RAW RECORDS ▸
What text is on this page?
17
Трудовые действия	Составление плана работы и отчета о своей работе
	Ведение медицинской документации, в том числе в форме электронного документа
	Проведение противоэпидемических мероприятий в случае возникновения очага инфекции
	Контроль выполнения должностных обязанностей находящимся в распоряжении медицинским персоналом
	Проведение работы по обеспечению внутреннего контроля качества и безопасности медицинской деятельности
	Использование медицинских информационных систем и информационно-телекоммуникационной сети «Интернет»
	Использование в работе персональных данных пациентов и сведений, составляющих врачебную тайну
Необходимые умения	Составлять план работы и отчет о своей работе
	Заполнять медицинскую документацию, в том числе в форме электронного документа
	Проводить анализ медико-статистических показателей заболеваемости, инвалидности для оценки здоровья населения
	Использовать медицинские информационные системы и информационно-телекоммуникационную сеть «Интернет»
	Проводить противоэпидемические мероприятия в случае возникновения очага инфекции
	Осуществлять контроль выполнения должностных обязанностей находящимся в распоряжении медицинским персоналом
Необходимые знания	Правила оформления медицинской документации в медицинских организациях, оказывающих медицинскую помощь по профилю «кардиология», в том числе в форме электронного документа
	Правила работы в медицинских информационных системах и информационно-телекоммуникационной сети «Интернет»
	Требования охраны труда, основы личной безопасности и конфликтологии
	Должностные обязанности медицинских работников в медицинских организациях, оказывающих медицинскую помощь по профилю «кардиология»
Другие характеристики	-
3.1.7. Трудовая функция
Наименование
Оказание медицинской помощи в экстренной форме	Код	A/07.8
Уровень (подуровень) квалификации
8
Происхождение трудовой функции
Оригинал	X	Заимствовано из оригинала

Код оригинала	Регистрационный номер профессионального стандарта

...

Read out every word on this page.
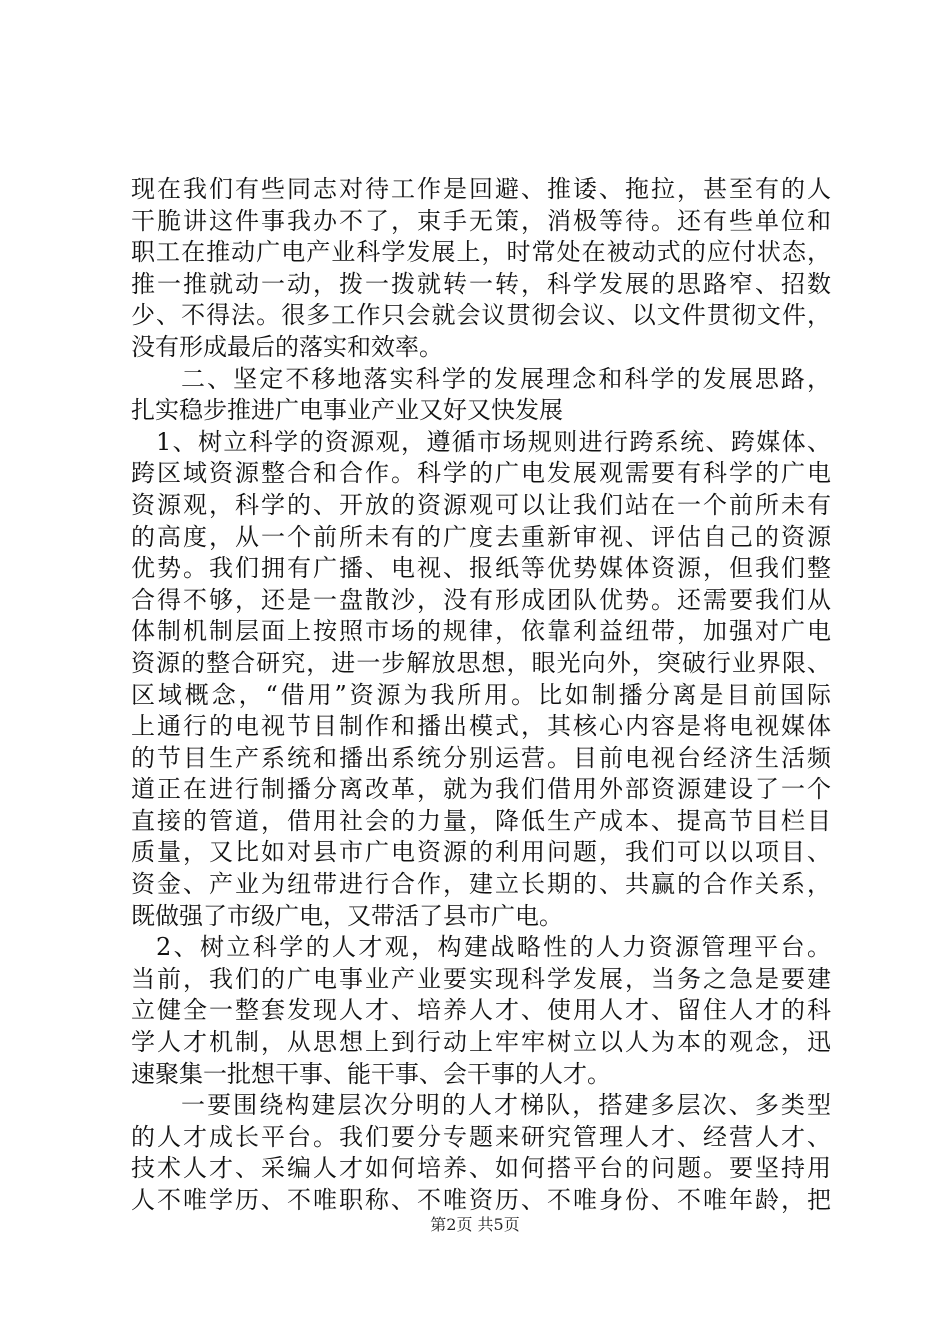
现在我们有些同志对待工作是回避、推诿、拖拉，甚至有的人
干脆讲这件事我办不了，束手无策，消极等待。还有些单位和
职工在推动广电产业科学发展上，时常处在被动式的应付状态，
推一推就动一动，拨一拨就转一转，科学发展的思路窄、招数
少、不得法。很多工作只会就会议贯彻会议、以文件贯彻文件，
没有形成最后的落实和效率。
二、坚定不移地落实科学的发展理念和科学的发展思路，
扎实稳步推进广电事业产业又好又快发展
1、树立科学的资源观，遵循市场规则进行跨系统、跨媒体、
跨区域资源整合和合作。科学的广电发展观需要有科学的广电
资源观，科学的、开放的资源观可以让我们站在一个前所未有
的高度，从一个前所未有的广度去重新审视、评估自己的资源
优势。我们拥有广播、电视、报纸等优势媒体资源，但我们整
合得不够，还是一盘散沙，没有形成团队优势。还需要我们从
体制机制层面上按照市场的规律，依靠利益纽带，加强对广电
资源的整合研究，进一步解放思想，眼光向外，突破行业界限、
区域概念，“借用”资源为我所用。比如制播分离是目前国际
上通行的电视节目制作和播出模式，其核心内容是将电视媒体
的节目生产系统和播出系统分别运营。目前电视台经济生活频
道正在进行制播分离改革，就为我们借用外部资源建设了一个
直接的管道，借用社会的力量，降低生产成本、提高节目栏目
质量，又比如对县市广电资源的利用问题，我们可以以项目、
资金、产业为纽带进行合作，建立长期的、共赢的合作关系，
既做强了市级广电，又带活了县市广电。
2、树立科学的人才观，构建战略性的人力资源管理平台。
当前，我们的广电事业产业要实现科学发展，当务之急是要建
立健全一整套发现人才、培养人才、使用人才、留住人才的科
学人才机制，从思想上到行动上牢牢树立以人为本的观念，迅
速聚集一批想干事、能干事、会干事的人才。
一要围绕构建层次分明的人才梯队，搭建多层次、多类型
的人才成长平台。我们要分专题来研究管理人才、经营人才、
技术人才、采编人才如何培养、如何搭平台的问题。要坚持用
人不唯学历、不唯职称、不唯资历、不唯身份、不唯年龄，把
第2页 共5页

TASK TO COMPLETE ▸ Look above for lines with the word "случае" and copy them all.

OUTPUT OF THE TASK ▸
	Проведение противоэпидемических мероприятий в случае возникновения очага инфекции
	Проводить противоэпидемические мероприятия в случае возникновения очага инфекции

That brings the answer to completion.